- SUPPLIED ENTRIES -
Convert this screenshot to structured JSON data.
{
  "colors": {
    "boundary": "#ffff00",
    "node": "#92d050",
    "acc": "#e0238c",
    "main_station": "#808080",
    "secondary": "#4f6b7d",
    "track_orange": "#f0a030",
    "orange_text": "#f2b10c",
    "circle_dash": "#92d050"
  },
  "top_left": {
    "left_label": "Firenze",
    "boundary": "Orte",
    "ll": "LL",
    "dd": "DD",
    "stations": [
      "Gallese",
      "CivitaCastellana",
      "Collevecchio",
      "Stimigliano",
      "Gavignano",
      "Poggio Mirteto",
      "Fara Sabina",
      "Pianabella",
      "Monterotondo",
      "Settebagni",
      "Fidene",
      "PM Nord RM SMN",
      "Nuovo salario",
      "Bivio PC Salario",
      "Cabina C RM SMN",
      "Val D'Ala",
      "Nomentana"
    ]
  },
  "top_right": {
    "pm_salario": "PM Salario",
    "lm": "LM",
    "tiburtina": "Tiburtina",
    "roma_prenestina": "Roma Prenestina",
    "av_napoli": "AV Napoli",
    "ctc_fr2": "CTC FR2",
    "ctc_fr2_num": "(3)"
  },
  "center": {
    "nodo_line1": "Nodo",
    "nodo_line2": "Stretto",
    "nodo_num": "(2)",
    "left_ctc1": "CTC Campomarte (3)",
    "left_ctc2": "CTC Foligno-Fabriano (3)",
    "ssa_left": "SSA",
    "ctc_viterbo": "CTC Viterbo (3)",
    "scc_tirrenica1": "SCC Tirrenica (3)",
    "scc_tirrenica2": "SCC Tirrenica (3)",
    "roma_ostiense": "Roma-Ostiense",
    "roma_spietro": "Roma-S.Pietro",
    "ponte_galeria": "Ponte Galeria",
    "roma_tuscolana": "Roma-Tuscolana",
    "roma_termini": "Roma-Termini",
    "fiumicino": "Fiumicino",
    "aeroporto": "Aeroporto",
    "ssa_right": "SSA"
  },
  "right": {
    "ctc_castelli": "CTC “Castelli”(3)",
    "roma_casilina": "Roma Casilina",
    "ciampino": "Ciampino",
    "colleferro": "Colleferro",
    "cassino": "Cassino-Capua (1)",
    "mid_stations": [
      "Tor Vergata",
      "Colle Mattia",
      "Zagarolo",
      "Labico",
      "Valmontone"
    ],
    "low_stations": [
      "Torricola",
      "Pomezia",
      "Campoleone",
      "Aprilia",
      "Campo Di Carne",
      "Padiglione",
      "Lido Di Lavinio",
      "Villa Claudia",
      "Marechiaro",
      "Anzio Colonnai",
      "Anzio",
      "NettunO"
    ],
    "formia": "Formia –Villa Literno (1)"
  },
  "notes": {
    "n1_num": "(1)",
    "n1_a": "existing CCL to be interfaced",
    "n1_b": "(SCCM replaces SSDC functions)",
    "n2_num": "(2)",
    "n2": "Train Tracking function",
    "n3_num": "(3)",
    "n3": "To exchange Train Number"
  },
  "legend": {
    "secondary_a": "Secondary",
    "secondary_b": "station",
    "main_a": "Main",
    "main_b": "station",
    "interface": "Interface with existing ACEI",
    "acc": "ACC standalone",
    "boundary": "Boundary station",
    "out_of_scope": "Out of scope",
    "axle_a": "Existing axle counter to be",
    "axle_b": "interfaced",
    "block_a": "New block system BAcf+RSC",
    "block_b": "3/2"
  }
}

- EXERCISE REQUIREMENTS -
Recopy the whole listing exactly.

- SOLUTION TO THIS TASK -
Convert this screenshot to structured JSON data.
{
  "colors": {
    "boundary": "#ffff00",
    "node": "#92d050",
    "acc": "#e0238c",
    "main_station": "#808080",
    "secondary": "#4f6b7d",
    "track_orange": "#f0a030",
    "orange_text": "#f2b10c",
    "circle_dash": "#92d050"
  },
  "top_left": {
    "left_label": "Firenze",
    "boundary": "Orte",
    "ll": "LL",
    "dd": "DD",
    "stations": [
      "Gallese",
      "CivitaCastellana",
      "Collevecchio",
      "Stimigliano",
      "Gavignano",
      "Poggio Mirteto",
      "Fara Sabina",
      "Pianabella",
      "Monterotondo",
      "Settebagni",
      "Fidene",
      "PM Nord RM SMN",
      "Nuovo salario",
      "Bivio PC Salario",
      "Cabina C RM SMN",
      "Val D'Ala",
      "Nomentana"
    ]
  },
  "top_right": {
    "pm_salario": "PM Salario",
    "lm": "LM",
    "tiburtina": "Tiburtina",
    "roma_prenestina": "Roma Prenestina",
    "av_napoli": "AV Napoli",
    "ctc_fr2": "CTC FR2",
    "ctc_fr2_num": "(3)"
  },
  "center": {
    "nodo_line1": "Nodo",
    "nodo_line2": "Stretto",
    "nodo_num": "(2)",
    "left_ctc1": "CTC Campomarte (3)",
    "left_ctc2": "CTC Foligno-Fabriano (3)",
    "ssa_left": "SSA",
    "ctc_viterbo": "CTC Viterbo (3)",
    "scc_tirrenica1": "SCC Tirrenica (3)",
    "scc_tirrenica2": "SCC Tirrenica (3)",
    "roma_ostiense": "Roma-Ostiense",
    "roma_spietro": "Roma-S.Pietro",
    "ponte_galeria": "Ponte Galeria",
    "roma_tuscolana": "Roma-Tuscolana",
    "roma_termini": "Roma-Termini",
    "fiumicino": "Fiumicino",
    "aeroporto": "Aeroporto",
    "ssa_right": "SSA"
  },
  "right": {
    "ctc_castelli": "CTC “Castelli”(3)",
    "roma_casilina": "Roma Casilina",
    "ciampino": "Ciampino",
    "colleferro": "Colleferro",
    "cassino": "Cassino-Capua (1)",
    "mid_stations": [
      "Tor Vergata",
      "Colle Mattia",
      "Zagarolo",
      "Labico",
      "Valmontone"
    ],
    "low_stations": [
      "Torricola",
      "Pomezia",
      "Campoleone",
      "Aprilia",
      "Campo Di Carne",
      "Padiglione",
      "Lido Di Lavinio",
      "Villa Claudia",
      "Marechiaro",
      "Anzio Colonnai",
      "Anzio",
      "NettunO"
    ],
    "formia": "Formia –Villa Literno (1)"
  },
  "notes": {
    "n1_num": "(1)",
    "n1_a": "existing CCL to be interfaced",
    "n1_b": "(SCCM replaces SSDC functions)",
    "n2_num": "(2)",
    "n2": "Train Tracking function",
    "n3_num": "(3)",
    "n3": "To exchange Train Number"
  },
  "legend": {
    "secondary_a": "Secondary",
    "secondary_b": "station",
    "main_a": "Main",
    "main_b": "station",
    "interface": "Interface with existing ACEI",
    "acc": "ACC standalone",
    "boundary": "Boundary station",
    "out_of_scope": "Out of scope",
    "axle_a": "Existing axle counter to be",
    "axle_b": "interfaced",
    "block_a": "New block system BAcf+RSC",
    "block_b": "3/2"
  }
}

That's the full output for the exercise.